» **Dataset rows**:
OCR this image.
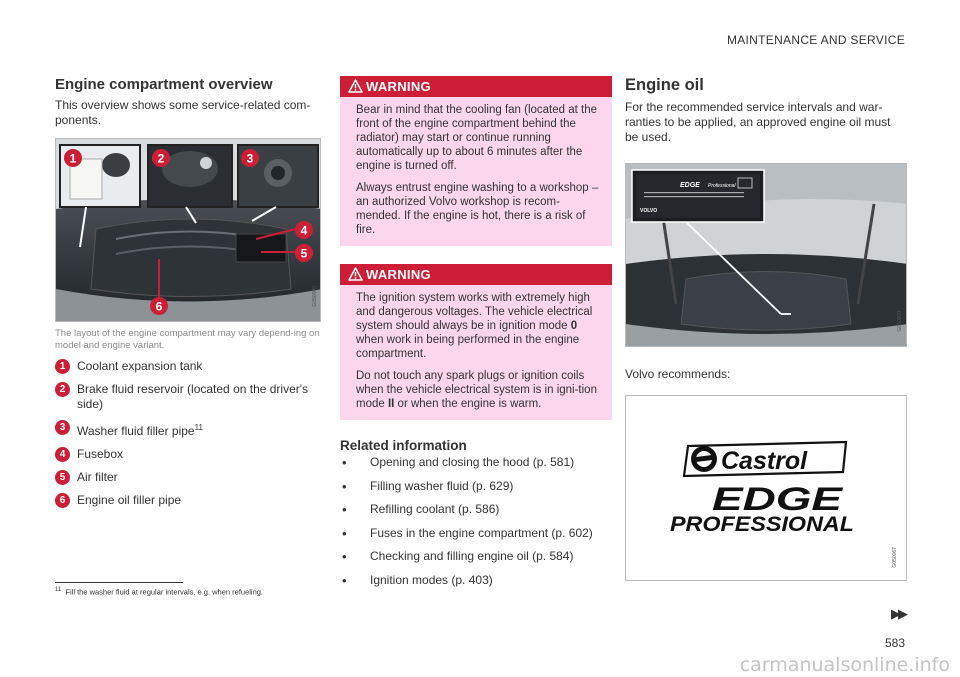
MAINTENANCE AND SERVICE
Engine compartment overview

This overview shows some service-related com-ponents.

1	2	3
4
5
6	G050080

The layout of the engine compartment may vary depend-ing on model and engine variant.

1 Coolant expansion tank
2 Brake fluid reservoir (located on the driver's side)
3 Washer fluid filler pipe$^{11}$
4 Fusebox
5 Air filter
6 Engine oil filler pipe
WARNING

Bear in mind that the cooling fan (located at the front of the engine compartment behind the radiator) may start or continue running automatically up to about 6 minutes after the engine is turned off.

Always entrust engine washing to a workshop – an authorized Volvo workshop is recom-mended. If the engine is hot, there is a risk of fire.

WARNING

The ignition system works with extremely high and dangerous voltages. The vehicle electrical system should always be in ignition mode 0 when work in being performed in the engine compartment.

Do not touch any spark plugs or ignition coils when the vehicle electrical system is in igni-tion mode II or when the engine is warm.

Related information
• Opening and closing the hood (p. 581)
• Filling washer fluid (p. 629)
• Refilling coolant (p. 586)
• Fuses in the engine compartment (p. 602)
• Checking and filling engine oil (p. 584)
• Ignition modes (p. 403)
Engine oil

For the recommended service intervals and war-ranties to be applied, an approved engine oil must be used.

EDGE Professional
VOLVO
G050000

Volvo recommends:

Castrol
EDGE
PROFESSIONAL
G050067
$^{11}$ Fill the washer fluid at regular intervals, e.g. when refueling.
▶▶
583
carmanualsonline.info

» **Exercise brief**:
Check each line of the records above for "when", and copy those that have it.

» **Right answer**:
The ignition system works with extremely high and dangerous voltages. The vehicle electrical system should always be in ignition mode 0 when work in being performed in the engine compartment.
Do not touch any spark plugs or ignition coils when the vehicle electrical system is in igni-tion mode II or when the engine is warm.
$^{11}$ Fill the washer fluid at regular intervals, e.g. when refueling.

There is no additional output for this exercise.